* begin SUPPLIED MATERIAL *

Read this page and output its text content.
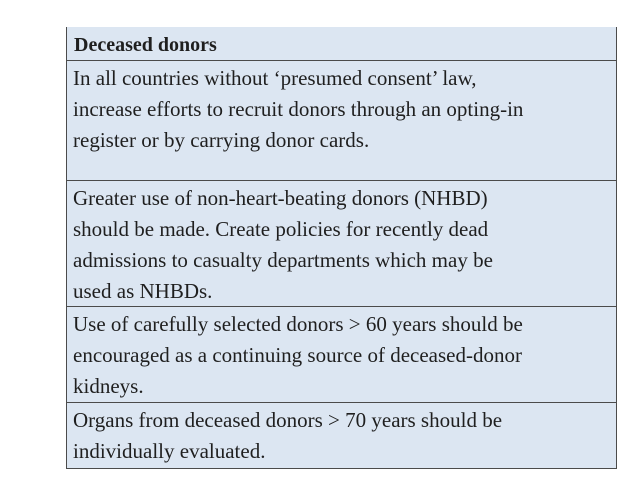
Deceased donors
In all countries without ‘presumed consent’ law,
increase efforts to recruit donors through an opting-in
register or by carrying donor cards.
Greater use of non-heart-beating donors (NHBD)
should be made. Create policies for recently dead
admissions to casualty departments which may be
used as NHBDs.
Use of carefully selected donors > 60 years should be
encouraged as a continuing source of deceased-donor
kidneys.
Organs from deceased donors > 70 years should be
individually evaluated.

* end SUPPLIED MATERIAL *

» **WRITTEN PROBLEM**: Without the pictures, print the whole listing exactly as given.

» **WRITTEN SOLUTION**:
Read this page and output its text content.
Deceased donors
In all countries without ‘presumed consent’ law,
increase efforts to recruit donors through an opting-in
register or by carrying donor cards.
Greater use of non-heart-beating donors (NHBD)
should be made. Create policies for recently dead
admissions to casualty departments which may be
used as NHBDs.
Use of carefully selected donors > 60 years should be
encouraged as a continuing source of deceased-donor
kidneys.
Organs from deceased donors > 70 years should be
individually evaluated.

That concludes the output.